_Problem statement_: Restate the records that follow word for word; no pictures should appear.

_Material_:
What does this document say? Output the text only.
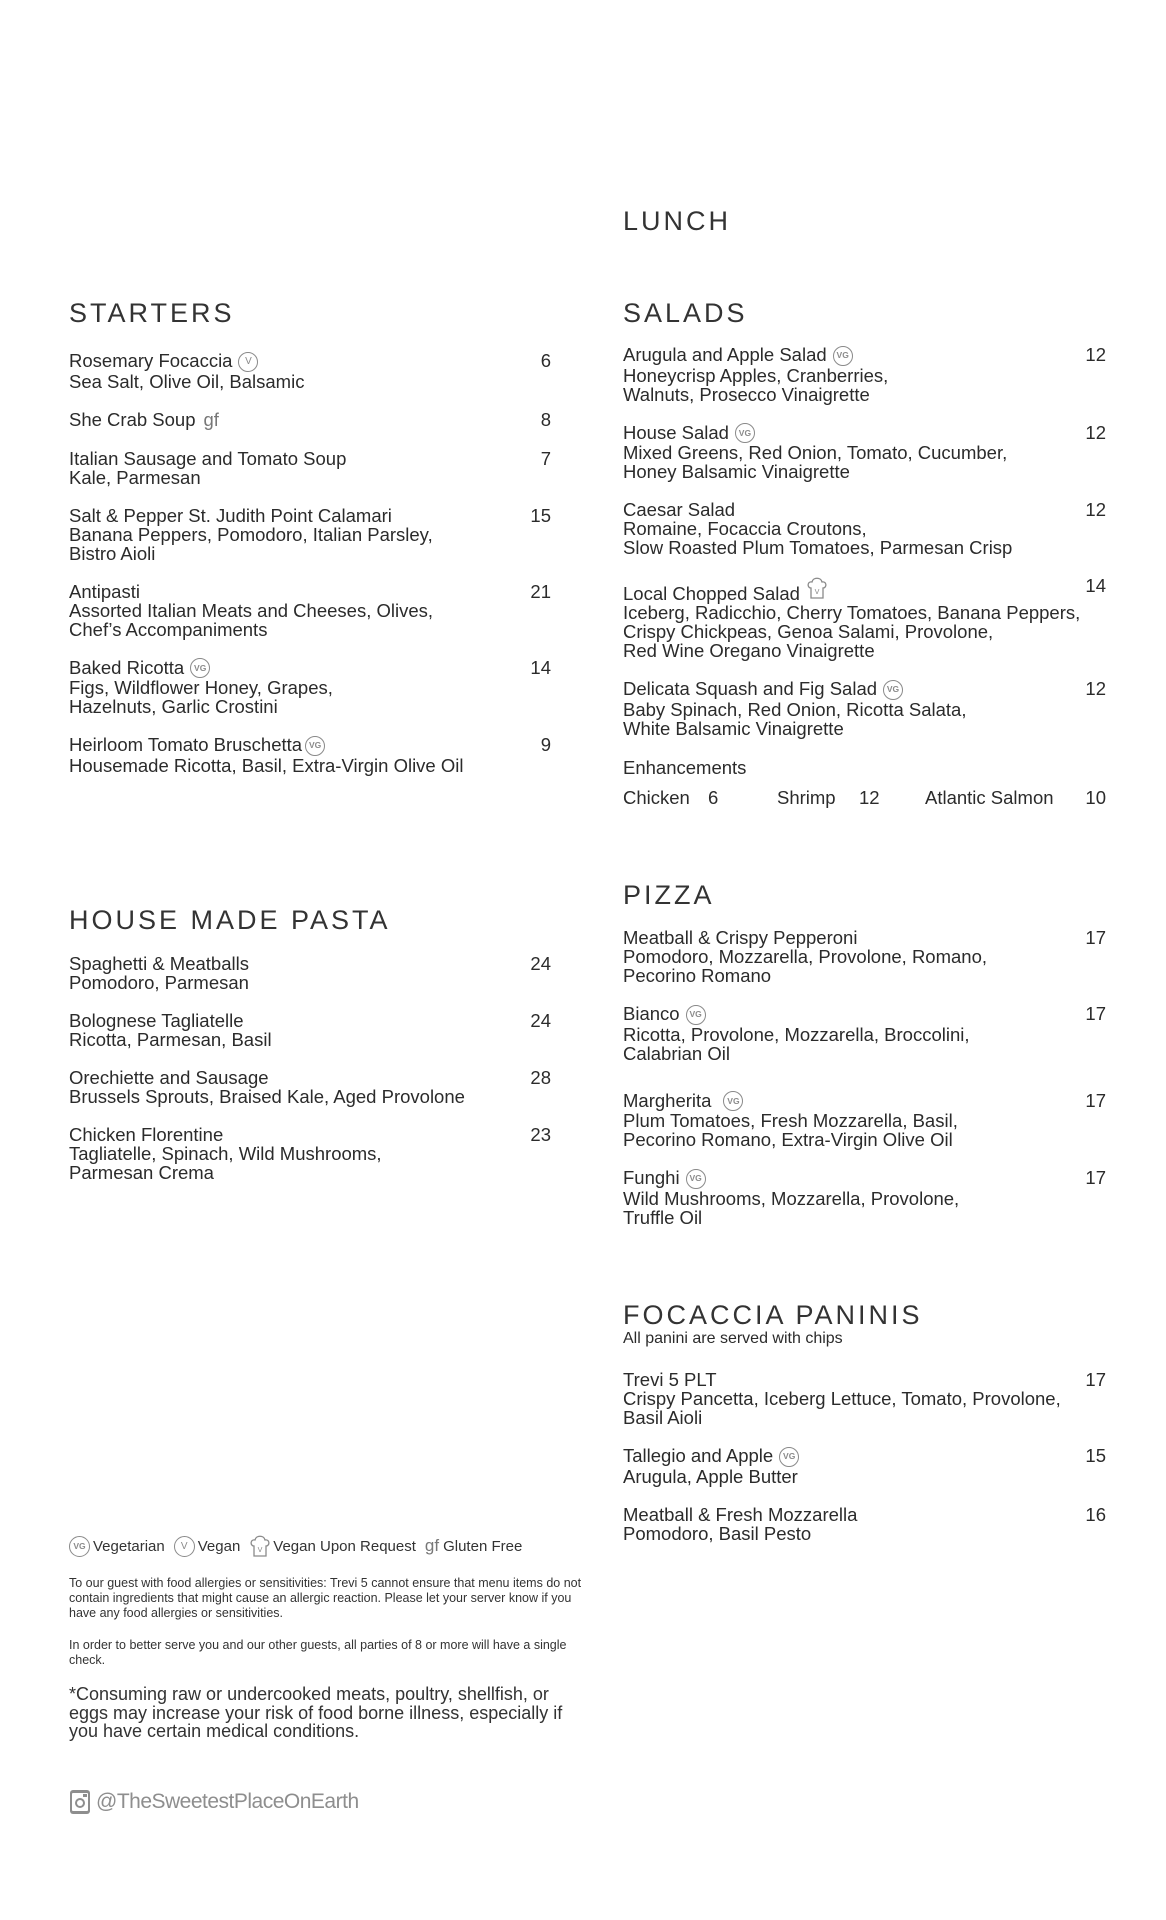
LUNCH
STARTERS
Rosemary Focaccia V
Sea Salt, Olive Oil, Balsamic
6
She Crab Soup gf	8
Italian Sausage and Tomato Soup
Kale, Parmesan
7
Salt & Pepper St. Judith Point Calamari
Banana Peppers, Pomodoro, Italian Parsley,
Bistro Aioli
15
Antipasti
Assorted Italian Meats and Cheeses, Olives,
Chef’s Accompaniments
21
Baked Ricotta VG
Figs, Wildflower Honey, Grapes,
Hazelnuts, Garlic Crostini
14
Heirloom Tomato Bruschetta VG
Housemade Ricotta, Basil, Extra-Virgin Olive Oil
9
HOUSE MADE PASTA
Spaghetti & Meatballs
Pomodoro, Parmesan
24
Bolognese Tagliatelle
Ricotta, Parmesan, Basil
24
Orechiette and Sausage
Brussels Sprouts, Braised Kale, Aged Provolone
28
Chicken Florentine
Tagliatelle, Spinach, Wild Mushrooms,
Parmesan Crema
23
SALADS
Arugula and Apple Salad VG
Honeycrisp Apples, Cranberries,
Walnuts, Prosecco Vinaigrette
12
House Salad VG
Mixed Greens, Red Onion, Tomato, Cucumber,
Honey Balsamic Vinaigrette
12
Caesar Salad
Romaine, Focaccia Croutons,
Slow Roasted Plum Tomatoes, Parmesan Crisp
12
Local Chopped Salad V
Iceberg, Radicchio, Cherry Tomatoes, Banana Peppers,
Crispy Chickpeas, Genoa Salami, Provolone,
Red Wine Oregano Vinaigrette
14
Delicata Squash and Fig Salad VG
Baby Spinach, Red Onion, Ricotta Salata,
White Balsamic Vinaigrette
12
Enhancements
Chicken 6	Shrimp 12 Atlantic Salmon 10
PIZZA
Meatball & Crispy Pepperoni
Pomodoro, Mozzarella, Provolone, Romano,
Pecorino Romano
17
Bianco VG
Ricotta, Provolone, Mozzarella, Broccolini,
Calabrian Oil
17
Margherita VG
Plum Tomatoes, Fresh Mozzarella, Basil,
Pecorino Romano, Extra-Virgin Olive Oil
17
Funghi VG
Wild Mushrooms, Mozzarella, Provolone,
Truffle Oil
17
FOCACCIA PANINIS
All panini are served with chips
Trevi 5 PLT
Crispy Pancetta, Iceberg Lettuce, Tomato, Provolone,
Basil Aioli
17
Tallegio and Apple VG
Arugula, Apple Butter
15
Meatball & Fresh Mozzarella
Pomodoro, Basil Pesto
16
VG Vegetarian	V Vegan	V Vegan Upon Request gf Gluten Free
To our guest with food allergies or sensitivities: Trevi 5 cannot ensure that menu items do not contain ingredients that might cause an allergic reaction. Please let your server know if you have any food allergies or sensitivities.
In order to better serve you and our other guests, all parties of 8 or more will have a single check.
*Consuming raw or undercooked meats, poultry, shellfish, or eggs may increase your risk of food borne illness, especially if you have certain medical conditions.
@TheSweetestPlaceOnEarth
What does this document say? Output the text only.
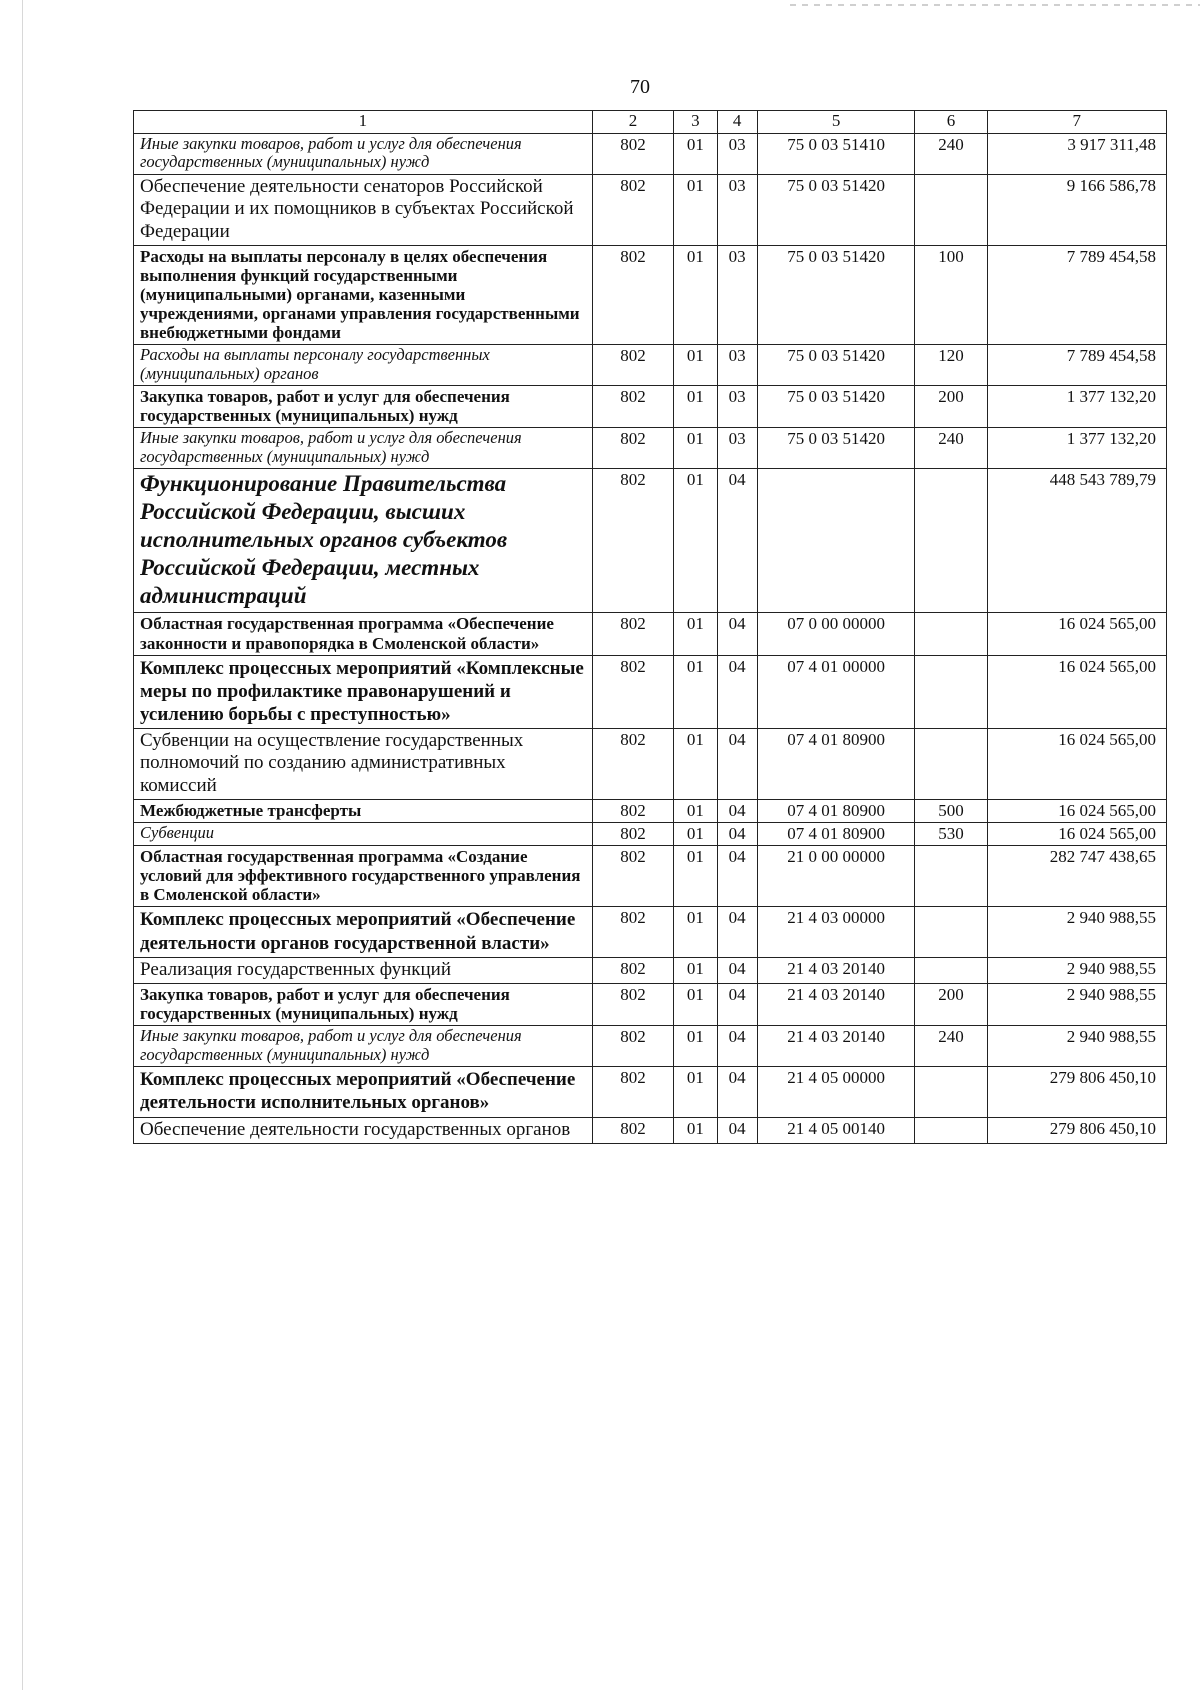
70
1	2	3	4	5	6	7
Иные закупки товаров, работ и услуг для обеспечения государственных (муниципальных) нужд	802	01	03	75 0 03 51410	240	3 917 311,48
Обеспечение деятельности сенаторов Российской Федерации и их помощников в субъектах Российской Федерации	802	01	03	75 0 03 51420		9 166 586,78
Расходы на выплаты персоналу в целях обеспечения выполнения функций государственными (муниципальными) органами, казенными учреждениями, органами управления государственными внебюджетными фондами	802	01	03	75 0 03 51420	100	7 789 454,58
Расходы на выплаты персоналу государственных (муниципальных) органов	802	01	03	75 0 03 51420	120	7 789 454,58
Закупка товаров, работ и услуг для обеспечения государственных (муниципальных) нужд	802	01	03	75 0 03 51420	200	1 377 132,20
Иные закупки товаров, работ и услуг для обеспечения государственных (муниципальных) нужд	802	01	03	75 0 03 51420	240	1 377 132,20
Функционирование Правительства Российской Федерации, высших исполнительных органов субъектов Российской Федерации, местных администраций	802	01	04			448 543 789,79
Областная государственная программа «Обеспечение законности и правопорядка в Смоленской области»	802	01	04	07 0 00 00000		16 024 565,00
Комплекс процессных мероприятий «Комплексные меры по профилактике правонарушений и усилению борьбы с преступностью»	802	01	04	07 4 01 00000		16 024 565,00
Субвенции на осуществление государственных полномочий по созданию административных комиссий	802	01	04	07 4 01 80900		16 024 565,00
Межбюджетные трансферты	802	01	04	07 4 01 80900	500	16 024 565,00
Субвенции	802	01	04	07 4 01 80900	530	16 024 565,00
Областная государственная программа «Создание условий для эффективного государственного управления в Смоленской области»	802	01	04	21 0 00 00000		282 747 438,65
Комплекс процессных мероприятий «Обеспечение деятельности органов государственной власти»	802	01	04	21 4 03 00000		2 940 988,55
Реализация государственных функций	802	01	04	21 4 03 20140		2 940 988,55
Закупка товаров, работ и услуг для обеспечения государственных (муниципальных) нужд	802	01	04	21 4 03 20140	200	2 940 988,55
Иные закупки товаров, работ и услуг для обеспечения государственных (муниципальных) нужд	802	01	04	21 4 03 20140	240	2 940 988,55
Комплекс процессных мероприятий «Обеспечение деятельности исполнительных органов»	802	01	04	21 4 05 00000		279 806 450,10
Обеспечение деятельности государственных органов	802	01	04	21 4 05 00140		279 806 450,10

_Solution to the problem_:
What does this document say? Output the text only.
LUNCH
STARTERS
Rosemary Focaccia V
Sea Salt, Olive Oil, Balsamic
6
She Crab Soup gf	8
Italian Sausage and Tomato Soup
Kale, Parmesan
7
Salt & Pepper St. Judith Point Calamari
Banana Peppers, Pomodoro, Italian Parsley,
Bistro Aioli
15
Antipasti
Assorted Italian Meats and Cheeses, Olives,
Chef’s Accompaniments
21
Baked Ricotta VG
Figs, Wildflower Honey, Grapes,
Hazelnuts, Garlic Crostini
14
Heirloom Tomato Bruschetta VG
Housemade Ricotta, Basil, Extra-Virgin Olive Oil
9
HOUSE MADE PASTA
Spaghetti & Meatballs
Pomodoro, Parmesan
24
Bolognese Tagliatelle
Ricotta, Parmesan, Basil
24
Orechiette and Sausage
Brussels Sprouts, Braised Kale, Aged Provolone
28
Chicken Florentine
Tagliatelle, Spinach, Wild Mushrooms,
Parmesan Crema
23
SALADS
Arugula and Apple Salad VG
Honeycrisp Apples, Cranberries,
Walnuts, Prosecco Vinaigrette
12
House Salad VG
Mixed Greens, Red Onion, Tomato, Cucumber,
Honey Balsamic Vinaigrette
12
Caesar Salad
Romaine, Focaccia Croutons,
Slow Roasted Plum Tomatoes, Parmesan Crisp
12
Local Chopped Salad V
Iceberg, Radicchio, Cherry Tomatoes, Banana Peppers,
Crispy Chickpeas, Genoa Salami, Provolone,
Red Wine Oregano Vinaigrette
14
Delicata Squash and Fig Salad VG
Baby Spinach, Red Onion, Ricotta Salata,
White Balsamic Vinaigrette
12
Enhancements
Chicken 6	Shrimp 12 Atlantic Salmon 10
PIZZA
Meatball & Crispy Pepperoni
Pomodoro, Mozzarella, Provolone, Romano,
Pecorino Romano
17
Bianco VG
Ricotta, Provolone, Mozzarella, Broccolini,
Calabrian Oil
17
Margherita VG
Plum Tomatoes, Fresh Mozzarella, Basil,
Pecorino Romano, Extra-Virgin Olive Oil
17
Funghi VG
Wild Mushrooms, Mozzarella, Provolone,
Truffle Oil
17
FOCACCIA PANINIS
All panini are served with chips
Trevi 5 PLT
Crispy Pancetta, Iceberg Lettuce, Tomato, Provolone,
Basil Aioli
17
Tallegio and Apple VG
Arugula, Apple Butter
15
Meatball & Fresh Mozzarella
Pomodoro, Basil Pesto
16
VG Vegetarian	V Vegan	V Vegan Upon Request gf Gluten Free
To our guest with food allergies or sensitivities: Trevi 5 cannot ensure that menu items do not contain ingredients that might cause an allergic reaction. Please let your server know if you have any food allergies or sensitivities.
In order to better serve you and our other guests, all parties of 8 or more will have a single check.
*Consuming raw or undercooked meats, poultry, shellfish, or eggs may increase your risk of food borne illness, especially if you have certain medical conditions.
@TheSweetestPlaceOnEarth
What does this document say? Output the text only.
70
1	2	3	4	5	6	7
Иные закупки товаров, работ и услуг для обеспечения государственных (муниципальных) нужд	802	01	03	75 0 03 51410	240	3 917 311,48
Обеспечение деятельности сенаторов Российской Федерации и их помощников в субъектах Российской Федерации	802	01	03	75 0 03 51420		9 166 586,78
Расходы на выплаты персоналу в целях обеспечения выполнения функций государственными (муниципальными) органами, казенными учреждениями, органами управления государственными внебюджетными фондами	802	01	03	75 0 03 51420	100	7 789 454,58
Расходы на выплаты персоналу государственных (муниципальных) органов	802	01	03	75 0 03 51420	120	7 789 454,58
Закупка товаров, работ и услуг для обеспечения государственных (муниципальных) нужд	802	01	03	75 0 03 51420	200	1 377 132,20
Иные закупки товаров, работ и услуг для обеспечения государственных (муниципальных) нужд	802	01	03	75 0 03 51420	240	1 377 132,20
Функционирование Правительства Российской Федерации, высших исполнительных органов субъектов Российской Федерации, местных администраций	802	01	04			448 543 789,79
Областная государственная программа «Обеспечение законности и правопорядка в Смоленской области»	802	01	04	07 0 00 00000		16 024 565,00
Комплекс процессных мероприятий «Комплексные меры по профилактике правонарушений и усилению борьбы с преступностью»	802	01	04	07 4 01 00000		16 024 565,00
Субвенции на осуществление государственных полномочий по созданию административных комиссий	802	01	04	07 4 01 80900		16 024 565,00
Межбюджетные трансферты	802	01	04	07 4 01 80900	500	16 024 565,00
Субвенции	802	01	04	07 4 01 80900	530	16 024 565,00
Областная государственная программа «Создание условий для эффективного государственного управления в Смоленской области»	802	01	04	21 0 00 00000		282 747 438,65
Комплекс процессных мероприятий «Обеспечение деятельности органов государственной власти»	802	01	04	21 4 03 00000		2 940 988,55
Реализация государственных функций	802	01	04	21 4 03 20140		2 940 988,55
Закупка товаров, работ и услуг для обеспечения государственных (муниципальных) нужд	802	01	04	21 4 03 20140	200	2 940 988,55
Иные закупки товаров, работ и услуг для обеспечения государственных (муниципальных) нужд	802	01	04	21 4 03 20140	240	2 940 988,55
Комплекс процессных мероприятий «Обеспечение деятельности исполнительных органов»	802	01	04	21 4 05 00000		279 806 450,10
Обеспечение деятельности государственных органов	802	01	04	21 4 05 00140		279 806 450,10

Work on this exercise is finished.